WORK TO COMPLETE:
Go through the records below line by line, counting those that contain the word "color"; answer with the count only.
___ RECORDS SUPPLIED ___
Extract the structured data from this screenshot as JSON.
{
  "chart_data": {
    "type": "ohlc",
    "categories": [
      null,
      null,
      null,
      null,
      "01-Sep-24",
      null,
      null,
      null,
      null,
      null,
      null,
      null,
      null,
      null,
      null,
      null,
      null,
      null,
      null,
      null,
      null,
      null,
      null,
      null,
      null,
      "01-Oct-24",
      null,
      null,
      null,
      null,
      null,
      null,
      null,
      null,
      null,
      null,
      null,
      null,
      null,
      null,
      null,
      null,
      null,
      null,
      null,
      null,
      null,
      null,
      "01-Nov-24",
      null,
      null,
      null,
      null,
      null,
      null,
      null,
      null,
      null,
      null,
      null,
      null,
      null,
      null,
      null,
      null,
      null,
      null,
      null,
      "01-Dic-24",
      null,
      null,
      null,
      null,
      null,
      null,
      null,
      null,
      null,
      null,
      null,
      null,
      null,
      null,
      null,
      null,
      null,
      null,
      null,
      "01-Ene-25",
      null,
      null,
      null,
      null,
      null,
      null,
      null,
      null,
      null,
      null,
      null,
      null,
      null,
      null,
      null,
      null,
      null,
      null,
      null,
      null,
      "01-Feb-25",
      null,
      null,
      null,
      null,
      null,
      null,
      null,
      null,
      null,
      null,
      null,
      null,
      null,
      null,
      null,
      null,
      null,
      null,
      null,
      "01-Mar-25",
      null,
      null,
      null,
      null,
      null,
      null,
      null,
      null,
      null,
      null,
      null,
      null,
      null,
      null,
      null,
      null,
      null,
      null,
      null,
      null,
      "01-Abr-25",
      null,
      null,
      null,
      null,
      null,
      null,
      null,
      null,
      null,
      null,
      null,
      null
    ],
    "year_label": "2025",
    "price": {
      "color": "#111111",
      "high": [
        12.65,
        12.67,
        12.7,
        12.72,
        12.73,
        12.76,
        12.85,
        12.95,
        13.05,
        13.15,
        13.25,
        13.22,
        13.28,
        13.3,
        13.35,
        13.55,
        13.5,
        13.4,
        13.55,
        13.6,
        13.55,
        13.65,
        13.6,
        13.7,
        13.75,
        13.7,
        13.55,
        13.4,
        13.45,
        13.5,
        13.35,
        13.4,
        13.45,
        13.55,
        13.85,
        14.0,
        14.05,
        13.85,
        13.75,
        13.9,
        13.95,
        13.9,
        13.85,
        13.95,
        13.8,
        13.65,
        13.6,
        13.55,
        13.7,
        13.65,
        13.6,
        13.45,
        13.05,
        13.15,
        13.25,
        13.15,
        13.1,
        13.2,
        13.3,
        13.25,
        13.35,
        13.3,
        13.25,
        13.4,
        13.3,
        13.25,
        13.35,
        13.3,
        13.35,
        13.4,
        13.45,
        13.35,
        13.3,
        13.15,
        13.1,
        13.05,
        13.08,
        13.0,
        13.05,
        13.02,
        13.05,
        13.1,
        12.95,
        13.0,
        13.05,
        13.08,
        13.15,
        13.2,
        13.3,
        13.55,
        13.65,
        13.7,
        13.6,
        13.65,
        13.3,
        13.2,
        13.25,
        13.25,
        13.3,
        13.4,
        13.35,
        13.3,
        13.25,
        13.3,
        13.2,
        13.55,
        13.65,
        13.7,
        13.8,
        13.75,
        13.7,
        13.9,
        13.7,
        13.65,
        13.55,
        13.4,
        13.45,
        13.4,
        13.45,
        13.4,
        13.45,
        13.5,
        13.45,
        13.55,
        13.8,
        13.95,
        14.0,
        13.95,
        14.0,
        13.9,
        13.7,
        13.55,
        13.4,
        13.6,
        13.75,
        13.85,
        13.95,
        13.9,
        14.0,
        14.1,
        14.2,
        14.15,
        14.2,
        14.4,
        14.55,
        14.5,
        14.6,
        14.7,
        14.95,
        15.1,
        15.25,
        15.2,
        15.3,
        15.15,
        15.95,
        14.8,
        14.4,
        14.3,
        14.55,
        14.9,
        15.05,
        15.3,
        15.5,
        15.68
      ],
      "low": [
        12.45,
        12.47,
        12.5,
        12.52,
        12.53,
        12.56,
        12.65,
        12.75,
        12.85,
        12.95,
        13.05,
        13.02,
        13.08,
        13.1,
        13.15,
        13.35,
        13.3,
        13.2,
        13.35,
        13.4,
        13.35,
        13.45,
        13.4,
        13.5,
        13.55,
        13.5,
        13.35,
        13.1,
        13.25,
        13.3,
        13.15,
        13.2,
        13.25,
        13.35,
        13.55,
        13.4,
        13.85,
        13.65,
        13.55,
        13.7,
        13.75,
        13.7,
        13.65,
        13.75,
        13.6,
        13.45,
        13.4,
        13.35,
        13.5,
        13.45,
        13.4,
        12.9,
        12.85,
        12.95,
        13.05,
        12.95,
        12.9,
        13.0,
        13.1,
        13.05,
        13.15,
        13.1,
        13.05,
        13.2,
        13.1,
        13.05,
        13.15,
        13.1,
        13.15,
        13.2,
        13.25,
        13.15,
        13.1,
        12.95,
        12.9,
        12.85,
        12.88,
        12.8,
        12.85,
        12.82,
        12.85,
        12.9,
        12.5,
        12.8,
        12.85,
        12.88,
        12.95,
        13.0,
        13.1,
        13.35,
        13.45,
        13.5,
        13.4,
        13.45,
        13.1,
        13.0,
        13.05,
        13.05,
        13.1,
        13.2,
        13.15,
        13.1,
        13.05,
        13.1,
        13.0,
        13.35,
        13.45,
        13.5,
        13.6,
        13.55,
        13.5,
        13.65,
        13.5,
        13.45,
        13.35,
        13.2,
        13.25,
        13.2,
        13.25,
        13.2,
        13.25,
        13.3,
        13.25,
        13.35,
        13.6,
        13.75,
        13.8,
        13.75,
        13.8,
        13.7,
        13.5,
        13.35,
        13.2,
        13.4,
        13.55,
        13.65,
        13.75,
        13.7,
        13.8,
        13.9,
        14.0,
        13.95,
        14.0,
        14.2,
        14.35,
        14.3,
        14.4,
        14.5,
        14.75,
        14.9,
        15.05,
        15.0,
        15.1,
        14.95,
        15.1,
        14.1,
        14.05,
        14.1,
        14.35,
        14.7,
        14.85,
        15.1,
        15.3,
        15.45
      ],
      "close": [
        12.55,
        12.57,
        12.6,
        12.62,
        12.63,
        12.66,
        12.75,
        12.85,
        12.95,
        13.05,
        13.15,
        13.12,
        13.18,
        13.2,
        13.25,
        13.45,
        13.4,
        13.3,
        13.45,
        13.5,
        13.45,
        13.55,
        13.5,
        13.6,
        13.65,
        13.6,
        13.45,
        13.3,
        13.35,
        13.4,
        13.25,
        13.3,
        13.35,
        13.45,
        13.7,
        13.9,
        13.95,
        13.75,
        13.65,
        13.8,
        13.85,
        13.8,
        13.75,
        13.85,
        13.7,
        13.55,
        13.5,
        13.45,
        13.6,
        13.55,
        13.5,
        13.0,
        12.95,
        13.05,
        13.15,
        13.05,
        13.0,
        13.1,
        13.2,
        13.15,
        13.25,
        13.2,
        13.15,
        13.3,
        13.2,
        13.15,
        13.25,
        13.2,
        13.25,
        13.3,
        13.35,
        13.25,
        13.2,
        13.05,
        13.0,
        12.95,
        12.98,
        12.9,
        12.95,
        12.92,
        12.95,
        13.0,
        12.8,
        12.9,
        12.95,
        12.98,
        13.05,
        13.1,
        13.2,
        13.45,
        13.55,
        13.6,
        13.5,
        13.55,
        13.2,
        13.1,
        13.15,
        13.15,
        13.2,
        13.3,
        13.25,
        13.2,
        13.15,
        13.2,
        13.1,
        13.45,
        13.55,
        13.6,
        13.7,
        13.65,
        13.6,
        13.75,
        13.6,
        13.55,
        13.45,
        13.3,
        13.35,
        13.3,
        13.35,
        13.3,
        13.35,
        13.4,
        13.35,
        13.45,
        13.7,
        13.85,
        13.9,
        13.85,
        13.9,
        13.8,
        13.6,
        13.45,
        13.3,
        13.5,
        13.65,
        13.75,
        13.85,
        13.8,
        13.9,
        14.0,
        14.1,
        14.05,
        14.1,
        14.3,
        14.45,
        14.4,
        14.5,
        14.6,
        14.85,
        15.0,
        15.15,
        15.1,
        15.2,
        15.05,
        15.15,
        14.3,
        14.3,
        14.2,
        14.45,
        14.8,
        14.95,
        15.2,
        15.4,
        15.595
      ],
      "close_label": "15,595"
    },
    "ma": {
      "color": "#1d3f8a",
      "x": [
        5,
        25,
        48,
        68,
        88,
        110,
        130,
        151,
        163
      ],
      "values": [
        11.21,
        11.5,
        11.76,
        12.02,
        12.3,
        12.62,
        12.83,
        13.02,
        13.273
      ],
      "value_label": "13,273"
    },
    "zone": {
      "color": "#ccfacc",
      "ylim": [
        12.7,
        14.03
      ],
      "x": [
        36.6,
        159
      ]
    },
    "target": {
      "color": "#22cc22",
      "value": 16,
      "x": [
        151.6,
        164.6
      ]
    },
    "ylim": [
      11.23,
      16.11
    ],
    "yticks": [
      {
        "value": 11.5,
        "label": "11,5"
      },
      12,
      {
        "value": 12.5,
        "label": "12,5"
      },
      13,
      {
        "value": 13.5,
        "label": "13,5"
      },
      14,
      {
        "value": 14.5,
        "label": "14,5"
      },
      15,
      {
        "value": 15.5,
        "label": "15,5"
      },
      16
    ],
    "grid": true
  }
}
___
THE RESULT:
4